Look for "title" in the listing below. Gather each line that contains it.

>>>

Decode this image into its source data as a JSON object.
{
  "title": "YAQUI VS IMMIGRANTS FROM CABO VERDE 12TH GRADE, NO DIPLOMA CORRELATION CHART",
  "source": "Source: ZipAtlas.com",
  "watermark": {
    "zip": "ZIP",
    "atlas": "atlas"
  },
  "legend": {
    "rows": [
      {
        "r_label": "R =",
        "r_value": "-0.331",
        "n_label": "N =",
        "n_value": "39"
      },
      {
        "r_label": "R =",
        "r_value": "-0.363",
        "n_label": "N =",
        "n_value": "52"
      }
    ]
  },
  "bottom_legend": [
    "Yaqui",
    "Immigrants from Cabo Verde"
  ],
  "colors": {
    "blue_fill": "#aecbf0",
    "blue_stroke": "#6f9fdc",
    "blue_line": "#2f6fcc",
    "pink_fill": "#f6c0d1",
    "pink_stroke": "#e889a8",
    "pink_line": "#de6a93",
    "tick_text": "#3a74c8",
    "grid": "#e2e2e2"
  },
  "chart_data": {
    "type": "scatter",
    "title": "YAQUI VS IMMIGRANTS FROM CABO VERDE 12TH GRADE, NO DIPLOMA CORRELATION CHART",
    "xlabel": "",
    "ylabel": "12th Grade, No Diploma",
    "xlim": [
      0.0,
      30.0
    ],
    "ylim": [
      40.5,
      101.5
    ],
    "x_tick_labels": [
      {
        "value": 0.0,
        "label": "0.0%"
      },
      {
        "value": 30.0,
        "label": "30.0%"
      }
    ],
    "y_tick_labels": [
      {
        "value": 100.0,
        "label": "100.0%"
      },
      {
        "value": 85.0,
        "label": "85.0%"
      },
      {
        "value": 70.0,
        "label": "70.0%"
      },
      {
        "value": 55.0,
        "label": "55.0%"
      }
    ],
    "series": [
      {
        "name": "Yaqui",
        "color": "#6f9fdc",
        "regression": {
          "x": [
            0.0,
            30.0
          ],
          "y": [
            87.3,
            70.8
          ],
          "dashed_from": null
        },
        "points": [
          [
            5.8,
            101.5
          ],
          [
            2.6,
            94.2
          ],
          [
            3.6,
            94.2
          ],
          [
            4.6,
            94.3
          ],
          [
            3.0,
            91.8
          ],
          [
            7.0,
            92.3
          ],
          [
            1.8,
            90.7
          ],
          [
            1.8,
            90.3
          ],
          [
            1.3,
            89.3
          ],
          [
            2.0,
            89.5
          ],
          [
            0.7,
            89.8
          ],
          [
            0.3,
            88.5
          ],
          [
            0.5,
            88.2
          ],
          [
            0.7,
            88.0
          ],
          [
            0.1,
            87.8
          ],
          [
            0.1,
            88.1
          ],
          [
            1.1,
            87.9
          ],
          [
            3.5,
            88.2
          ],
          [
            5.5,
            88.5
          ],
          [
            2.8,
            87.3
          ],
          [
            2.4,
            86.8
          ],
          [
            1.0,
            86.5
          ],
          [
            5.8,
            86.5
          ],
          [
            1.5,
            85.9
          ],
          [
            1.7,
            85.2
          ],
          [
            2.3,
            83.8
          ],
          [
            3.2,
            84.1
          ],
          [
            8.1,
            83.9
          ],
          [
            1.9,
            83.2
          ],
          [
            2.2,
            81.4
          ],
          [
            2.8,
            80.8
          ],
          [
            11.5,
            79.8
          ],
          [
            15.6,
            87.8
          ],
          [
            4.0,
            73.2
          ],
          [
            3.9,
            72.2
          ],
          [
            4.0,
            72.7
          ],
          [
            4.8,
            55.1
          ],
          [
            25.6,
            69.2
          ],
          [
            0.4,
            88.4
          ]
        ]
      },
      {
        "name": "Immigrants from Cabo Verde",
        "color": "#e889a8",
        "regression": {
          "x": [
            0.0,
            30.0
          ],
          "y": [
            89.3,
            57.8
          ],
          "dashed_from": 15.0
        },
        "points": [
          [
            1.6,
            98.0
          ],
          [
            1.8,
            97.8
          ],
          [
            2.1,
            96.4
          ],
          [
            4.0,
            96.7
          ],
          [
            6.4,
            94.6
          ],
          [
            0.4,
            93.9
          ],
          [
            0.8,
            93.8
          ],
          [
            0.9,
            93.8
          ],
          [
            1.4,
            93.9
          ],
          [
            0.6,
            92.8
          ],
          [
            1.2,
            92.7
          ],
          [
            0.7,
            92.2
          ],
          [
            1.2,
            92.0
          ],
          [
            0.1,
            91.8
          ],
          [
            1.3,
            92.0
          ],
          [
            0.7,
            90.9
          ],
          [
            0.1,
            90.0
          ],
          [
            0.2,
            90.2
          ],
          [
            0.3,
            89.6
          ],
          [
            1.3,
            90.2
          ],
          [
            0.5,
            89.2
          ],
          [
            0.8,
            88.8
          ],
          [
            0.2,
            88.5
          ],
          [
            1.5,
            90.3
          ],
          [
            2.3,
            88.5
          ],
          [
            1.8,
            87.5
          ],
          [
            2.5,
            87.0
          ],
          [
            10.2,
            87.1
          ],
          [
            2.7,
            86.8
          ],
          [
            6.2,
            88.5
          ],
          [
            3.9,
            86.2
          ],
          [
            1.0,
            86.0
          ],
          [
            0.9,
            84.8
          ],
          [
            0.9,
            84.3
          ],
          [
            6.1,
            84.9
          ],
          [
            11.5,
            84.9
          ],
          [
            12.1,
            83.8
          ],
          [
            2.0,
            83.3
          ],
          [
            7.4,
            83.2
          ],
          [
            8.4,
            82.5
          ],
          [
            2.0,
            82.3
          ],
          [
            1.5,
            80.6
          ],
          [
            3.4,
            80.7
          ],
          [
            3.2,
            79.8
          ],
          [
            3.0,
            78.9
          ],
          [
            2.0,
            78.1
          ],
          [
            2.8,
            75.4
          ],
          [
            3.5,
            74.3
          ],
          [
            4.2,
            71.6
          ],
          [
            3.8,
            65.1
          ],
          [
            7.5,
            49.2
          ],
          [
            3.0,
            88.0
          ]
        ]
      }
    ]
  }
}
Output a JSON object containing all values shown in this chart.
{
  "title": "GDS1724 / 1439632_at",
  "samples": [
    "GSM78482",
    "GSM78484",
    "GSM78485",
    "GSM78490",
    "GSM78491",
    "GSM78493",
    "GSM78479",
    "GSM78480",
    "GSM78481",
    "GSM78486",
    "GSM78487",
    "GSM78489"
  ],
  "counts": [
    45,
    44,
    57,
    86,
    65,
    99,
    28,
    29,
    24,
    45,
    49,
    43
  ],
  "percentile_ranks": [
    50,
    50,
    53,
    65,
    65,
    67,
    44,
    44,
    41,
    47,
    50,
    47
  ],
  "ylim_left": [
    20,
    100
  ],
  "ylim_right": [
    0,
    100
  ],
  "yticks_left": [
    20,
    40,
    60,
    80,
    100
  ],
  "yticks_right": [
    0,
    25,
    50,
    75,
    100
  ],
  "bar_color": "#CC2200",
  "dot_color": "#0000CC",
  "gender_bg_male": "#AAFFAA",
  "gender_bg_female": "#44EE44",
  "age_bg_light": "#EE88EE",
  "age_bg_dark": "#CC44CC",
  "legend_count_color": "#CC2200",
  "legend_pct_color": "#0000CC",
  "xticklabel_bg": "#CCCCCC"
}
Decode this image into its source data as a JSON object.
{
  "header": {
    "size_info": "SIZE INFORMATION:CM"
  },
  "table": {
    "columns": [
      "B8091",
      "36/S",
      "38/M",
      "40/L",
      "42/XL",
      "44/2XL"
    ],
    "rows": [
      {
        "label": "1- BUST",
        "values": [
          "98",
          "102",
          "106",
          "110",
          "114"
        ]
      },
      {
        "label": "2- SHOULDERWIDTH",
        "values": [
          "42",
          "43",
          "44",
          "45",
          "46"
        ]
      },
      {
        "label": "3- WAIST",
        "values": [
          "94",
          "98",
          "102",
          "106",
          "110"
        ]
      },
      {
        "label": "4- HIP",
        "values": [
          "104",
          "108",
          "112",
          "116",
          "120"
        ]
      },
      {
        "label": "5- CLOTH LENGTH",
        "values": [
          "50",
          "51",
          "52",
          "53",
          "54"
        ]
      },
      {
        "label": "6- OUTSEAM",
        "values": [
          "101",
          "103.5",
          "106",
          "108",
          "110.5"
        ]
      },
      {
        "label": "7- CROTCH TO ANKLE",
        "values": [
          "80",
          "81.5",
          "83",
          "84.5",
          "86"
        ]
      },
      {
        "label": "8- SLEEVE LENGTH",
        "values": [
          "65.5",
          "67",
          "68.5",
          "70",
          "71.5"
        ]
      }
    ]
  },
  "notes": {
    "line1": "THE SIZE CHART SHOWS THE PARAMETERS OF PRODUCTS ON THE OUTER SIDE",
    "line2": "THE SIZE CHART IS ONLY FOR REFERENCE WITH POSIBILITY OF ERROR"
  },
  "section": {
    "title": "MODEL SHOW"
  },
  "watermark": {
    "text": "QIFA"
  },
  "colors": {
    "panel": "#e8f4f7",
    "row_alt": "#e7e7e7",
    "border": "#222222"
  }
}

<<<

▸ Solution for this task
  "title": "YAQUI VS IMMIGRANTS FROM CABO VERDE 12TH GRADE, NO DIPLOMA CORRELATION CHART",
    "title": "YAQUI VS IMMIGRANTS FROM CABO VERDE 12TH GRADE, NO DIPLOMA CORRELATION CHART",
  "title": "GDS1724 / 1439632_at",
    "title": "MODEL SHOW"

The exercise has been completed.